Of all the lines in the material below, how many include the string "Glass"? Give the number only.

Provided records ::
#####
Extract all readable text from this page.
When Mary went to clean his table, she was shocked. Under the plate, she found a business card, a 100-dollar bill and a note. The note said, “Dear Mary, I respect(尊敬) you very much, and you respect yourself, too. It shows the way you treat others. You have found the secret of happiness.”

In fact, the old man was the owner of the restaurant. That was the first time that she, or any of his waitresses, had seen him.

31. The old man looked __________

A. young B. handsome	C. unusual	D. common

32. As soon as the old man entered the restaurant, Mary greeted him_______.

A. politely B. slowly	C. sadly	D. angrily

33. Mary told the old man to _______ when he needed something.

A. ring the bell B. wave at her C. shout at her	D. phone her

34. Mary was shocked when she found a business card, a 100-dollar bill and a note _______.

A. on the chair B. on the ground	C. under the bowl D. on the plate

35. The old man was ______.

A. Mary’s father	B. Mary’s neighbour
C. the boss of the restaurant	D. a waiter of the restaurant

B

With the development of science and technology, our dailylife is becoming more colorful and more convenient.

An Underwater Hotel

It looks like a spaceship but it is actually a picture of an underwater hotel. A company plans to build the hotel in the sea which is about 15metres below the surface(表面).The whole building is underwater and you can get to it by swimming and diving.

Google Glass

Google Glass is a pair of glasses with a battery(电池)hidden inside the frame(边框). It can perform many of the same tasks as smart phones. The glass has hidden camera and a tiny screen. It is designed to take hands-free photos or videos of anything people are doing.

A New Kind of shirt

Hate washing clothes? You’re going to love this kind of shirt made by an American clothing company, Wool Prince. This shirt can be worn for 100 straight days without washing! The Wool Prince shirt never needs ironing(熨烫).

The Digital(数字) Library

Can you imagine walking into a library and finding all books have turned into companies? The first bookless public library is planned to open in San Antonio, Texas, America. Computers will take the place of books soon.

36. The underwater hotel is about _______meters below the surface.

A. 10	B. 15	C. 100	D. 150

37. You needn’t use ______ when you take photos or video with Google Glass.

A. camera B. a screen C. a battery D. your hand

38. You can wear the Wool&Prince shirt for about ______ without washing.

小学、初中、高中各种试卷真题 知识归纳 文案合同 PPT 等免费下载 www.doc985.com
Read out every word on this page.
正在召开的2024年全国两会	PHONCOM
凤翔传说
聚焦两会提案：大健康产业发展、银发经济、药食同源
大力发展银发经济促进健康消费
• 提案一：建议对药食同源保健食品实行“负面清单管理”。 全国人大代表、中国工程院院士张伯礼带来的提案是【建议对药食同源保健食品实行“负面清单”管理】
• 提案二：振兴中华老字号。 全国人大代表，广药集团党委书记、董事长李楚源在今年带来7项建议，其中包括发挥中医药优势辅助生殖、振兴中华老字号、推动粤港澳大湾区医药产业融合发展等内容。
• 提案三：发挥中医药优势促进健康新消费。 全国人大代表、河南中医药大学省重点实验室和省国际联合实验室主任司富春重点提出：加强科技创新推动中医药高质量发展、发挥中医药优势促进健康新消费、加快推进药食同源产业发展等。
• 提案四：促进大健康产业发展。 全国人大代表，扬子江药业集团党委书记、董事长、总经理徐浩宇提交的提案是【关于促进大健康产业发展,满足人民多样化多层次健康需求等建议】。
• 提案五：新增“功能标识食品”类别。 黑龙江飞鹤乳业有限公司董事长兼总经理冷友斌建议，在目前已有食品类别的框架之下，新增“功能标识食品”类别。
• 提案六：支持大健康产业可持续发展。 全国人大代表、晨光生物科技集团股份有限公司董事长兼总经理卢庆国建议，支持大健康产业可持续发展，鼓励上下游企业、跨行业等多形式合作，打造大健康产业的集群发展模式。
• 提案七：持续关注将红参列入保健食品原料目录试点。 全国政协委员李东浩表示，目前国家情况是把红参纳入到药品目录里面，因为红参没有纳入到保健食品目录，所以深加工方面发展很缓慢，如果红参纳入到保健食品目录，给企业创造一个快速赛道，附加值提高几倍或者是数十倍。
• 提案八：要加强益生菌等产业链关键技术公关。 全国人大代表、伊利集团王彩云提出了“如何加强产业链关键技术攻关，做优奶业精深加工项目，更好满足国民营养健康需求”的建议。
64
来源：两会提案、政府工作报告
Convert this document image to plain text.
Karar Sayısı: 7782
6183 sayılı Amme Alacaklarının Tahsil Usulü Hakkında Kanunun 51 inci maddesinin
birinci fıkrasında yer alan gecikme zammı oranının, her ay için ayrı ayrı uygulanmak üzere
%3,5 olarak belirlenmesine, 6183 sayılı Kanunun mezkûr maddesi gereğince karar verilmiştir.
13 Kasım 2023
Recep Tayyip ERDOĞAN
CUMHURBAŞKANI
#####
Right answer ::
3